* Collected data *
------------------------------------------------

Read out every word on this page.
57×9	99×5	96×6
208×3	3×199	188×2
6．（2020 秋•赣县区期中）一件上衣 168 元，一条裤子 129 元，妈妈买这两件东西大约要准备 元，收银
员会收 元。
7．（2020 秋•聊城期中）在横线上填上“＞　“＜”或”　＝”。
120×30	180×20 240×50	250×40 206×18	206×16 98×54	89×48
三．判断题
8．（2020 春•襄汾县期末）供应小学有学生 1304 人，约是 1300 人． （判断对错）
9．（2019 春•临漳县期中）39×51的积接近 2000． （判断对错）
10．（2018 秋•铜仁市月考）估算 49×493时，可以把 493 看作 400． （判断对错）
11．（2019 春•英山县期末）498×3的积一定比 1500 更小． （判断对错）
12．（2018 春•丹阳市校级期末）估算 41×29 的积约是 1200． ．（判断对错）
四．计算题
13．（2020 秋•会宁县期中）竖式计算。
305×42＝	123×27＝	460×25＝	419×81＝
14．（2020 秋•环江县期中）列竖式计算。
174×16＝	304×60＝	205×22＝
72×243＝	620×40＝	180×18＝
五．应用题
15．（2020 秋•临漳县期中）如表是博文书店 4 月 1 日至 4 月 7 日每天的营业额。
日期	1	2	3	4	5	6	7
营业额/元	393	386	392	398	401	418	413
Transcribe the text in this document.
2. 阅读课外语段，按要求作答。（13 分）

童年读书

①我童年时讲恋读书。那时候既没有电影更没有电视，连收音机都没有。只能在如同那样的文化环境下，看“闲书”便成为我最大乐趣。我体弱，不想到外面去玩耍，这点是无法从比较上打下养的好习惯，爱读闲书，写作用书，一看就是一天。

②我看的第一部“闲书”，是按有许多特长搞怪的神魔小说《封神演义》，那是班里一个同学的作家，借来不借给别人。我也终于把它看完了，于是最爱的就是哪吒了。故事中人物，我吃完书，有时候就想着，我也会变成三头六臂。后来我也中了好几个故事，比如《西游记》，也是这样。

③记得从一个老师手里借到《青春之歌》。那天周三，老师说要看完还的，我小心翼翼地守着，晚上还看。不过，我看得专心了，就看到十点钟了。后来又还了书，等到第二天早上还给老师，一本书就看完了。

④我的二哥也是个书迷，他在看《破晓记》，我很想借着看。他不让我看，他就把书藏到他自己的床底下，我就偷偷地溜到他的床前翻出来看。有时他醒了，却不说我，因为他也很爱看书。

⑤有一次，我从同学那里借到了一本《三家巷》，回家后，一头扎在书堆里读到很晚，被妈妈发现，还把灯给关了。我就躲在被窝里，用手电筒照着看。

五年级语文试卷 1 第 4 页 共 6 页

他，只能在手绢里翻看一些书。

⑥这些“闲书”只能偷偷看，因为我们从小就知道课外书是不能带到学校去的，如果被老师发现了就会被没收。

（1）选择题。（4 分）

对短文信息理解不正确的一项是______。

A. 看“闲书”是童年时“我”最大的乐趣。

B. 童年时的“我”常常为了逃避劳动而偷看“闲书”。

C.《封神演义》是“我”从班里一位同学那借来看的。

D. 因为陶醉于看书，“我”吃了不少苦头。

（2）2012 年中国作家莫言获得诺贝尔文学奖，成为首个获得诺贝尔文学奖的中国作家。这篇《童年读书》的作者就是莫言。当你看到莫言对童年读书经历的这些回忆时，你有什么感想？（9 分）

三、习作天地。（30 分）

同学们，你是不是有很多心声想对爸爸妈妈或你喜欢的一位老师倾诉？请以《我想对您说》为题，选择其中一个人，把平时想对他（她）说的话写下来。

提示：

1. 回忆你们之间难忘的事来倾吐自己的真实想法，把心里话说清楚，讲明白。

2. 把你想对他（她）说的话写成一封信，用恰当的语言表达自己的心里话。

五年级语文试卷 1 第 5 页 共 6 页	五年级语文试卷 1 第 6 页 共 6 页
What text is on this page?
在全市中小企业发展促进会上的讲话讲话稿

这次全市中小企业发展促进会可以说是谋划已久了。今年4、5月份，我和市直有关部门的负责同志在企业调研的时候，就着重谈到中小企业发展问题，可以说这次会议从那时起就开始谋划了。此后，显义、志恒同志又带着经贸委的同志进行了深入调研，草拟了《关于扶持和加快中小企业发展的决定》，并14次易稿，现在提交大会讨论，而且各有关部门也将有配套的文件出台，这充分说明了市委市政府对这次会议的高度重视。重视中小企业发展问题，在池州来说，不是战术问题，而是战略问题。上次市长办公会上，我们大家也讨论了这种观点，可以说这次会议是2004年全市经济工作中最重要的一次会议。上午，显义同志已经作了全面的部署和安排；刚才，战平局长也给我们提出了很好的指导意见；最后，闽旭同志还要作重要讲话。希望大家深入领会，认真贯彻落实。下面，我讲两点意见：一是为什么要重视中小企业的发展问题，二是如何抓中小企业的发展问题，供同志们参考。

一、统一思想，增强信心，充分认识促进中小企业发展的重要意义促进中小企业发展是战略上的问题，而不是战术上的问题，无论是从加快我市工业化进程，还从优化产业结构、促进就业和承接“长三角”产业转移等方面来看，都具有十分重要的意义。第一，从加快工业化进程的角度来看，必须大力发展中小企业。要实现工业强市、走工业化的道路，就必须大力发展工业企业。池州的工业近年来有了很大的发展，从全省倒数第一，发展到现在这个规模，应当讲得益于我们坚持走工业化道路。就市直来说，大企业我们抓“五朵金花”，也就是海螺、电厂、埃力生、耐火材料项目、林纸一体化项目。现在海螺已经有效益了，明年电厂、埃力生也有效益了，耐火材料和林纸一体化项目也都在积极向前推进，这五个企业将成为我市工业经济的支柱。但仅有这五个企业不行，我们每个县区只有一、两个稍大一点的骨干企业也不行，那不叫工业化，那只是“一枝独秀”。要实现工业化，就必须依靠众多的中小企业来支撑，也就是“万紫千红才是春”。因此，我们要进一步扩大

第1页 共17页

------------------------------------------------

* Given task *
What do the records say? Quote them all exactly.

* Response *
Read out every word on this page.
57×9	99×5	96×6
208×3	3×199	188×2
6．（2020 秋•赣县区期中）一件上衣 168 元，一条裤子 129 元，妈妈买这两件东西大约要准备 元，收银
员会收 元。
7．（2020 秋•聊城期中）在横线上填上“＞　“＜”或”　＝”。
120×30	180×20 240×50	250×40 206×18	206×16 98×54	89×48
三．判断题
8．（2020 春•襄汾县期末）供应小学有学生 1304 人，约是 1300 人． （判断对错）
9．（2019 春•临漳县期中）39×51的积接近 2000． （判断对错）
10．（2018 秋•铜仁市月考）估算 49×493时，可以把 493 看作 400． （判断对错）
11．（2019 春•英山县期末）498×3的积一定比 1500 更小． （判断对错）
12．（2018 春•丹阳市校级期末）估算 41×29 的积约是 1200． ．（判断对错）
四．计算题
13．（2020 秋•会宁县期中）竖式计算。
305×42＝	123×27＝	460×25＝	419×81＝
14．（2020 秋•环江县期中）列竖式计算。
174×16＝	304×60＝	205×22＝
72×243＝	620×40＝	180×18＝
五．应用题
15．（2020 秋•临漳县期中）如表是博文书店 4 月 1 日至 4 月 7 日每天的营业额。
日期	1	2	3	4	5	6	7
营业额/元	393	386	392	398	401	418	413
Transcribe the text in this document.
2. 阅读课外语段，按要求作答。（13 分）

童年读书

①我童年时讲恋读书。那时候既没有电影更没有电视，连收音机都没有。只能在如同那样的文化环境下，看“闲书”便成为我最大乐趣。我体弱，不想到外面去玩耍，这点是无法从比较上打下养的好习惯，爱读闲书，写作用书，一看就是一天。

②我看的第一部“闲书”，是按有许多特长搞怪的神魔小说《封神演义》，那是班里一个同学的作家，借来不借给别人。我也终于把它看完了，于是最爱的就是哪吒了。故事中人物，我吃完书，有时候就想着，我也会变成三头六臂。后来我也中了好几个故事，比如《西游记》，也是这样。

③记得从一个老师手里借到《青春之歌》。那天周三，老师说要看完还的，我小心翼翼地守着，晚上还看。不过，我看得专心了，就看到十点钟了。后来又还了书，等到第二天早上还给老师，一本书就看完了。

④我的二哥也是个书迷，他在看《破晓记》，我很想借着看。他不让我看，他就把书藏到他自己的床底下，我就偷偷地溜到他的床前翻出来看。有时他醒了，却不说我，因为他也很爱看书。

⑤有一次，我从同学那里借到了一本《三家巷》，回家后，一头扎在书堆里读到很晚，被妈妈发现，还把灯给关了。我就躲在被窝里，用手电筒照着看。

五年级语文试卷 1 第 4 页 共 6 页

他，只能在手绢里翻看一些书。

⑥这些“闲书”只能偷偷看，因为我们从小就知道课外书是不能带到学校去的，如果被老师发现了就会被没收。

（1）选择题。（4 分）

对短文信息理解不正确的一项是______。

A. 看“闲书”是童年时“我”最大的乐趣。

B. 童年时的“我”常常为了逃避劳动而偷看“闲书”。

C.《封神演义》是“我”从班里一位同学那借来看的。

D. 因为陶醉于看书，“我”吃了不少苦头。

（2）2012 年中国作家莫言获得诺贝尔文学奖，成为首个获得诺贝尔文学奖的中国作家。这篇《童年读书》的作者就是莫言。当你看到莫言对童年读书经历的这些回忆时，你有什么感想？（9 分）

三、习作天地。（30 分）

同学们，你是不是有很多心声想对爸爸妈妈或你喜欢的一位老师倾诉？请以《我想对您说》为题，选择其中一个人，把平时想对他（她）说的话写下来。

提示：

1. 回忆你们之间难忘的事来倾吐自己的真实想法，把心里话说清楚，讲明白。

2. 把你想对他（她）说的话写成一封信，用恰当的语言表达自己的心里话。

五年级语文试卷 1 第 5 页 共 6 页	五年级语文试卷 1 第 6 页 共 6 页
What text is on this page?
在全市中小企业发展促进会上的讲话讲话稿

这次全市中小企业发展促进会可以说是谋划已久了。今年4、5月份，我和市直有关部门的负责同志在企业调研的时候，就着重谈到中小企业发展问题，可以说这次会议从那时起就开始谋划了。此后，显义、志恒同志又带着经贸委的同志进行了深入调研，草拟了《关于扶持和加快中小企业发展的决定》，并14次易稿，现在提交大会讨论，而且各有关部门也将有配套的文件出台，这充分说明了市委市政府对这次会议的高度重视。重视中小企业发展问题，在池州来说，不是战术问题，而是战略问题。上次市长办公会上，我们大家也讨论了这种观点，可以说这次会议是2004年全市经济工作中最重要的一次会议。上午，显义同志已经作了全面的部署和安排；刚才，战平局长也给我们提出了很好的指导意见；最后，闽旭同志还要作重要讲话。希望大家深入领会，认真贯彻落实。下面，我讲两点意见：一是为什么要重视中小企业的发展问题，二是如何抓中小企业的发展问题，供同志们参考。

一、统一思想，增强信心，充分认识促进中小企业发展的重要意义促进中小企业发展是战略上的问题，而不是战术上的问题，无论是从加快我市工业化进程，还从优化产业结构、促进就业和承接“长三角”产业转移等方面来看，都具有十分重要的意义。第一，从加快工业化进程的角度来看，必须大力发展中小企业。要实现工业强市、走工业化的道路，就必须大力发展工业企业。池州的工业近年来有了很大的发展，从全省倒数第一，发展到现在这个规模，应当讲得益于我们坚持走工业化道路。就市直来说，大企业我们抓“五朵金花”，也就是海螺、电厂、埃力生、耐火材料项目、林纸一体化项目。现在海螺已经有效益了，明年电厂、埃力生也有效益了，耐火材料和林纸一体化项目也都在积极向前推进，这五个企业将成为我市工业经济的支柱。但仅有这五个企业不行，我们每个县区只有一、两个稍大一点的骨干企业也不行，那不叫工业化，那只是“一枝独秀”。要实现工业化，就必须依靠众多的中小企业来支撑，也就是“万紫千红才是春”。因此，我们要进一步扩大

第1页 共17页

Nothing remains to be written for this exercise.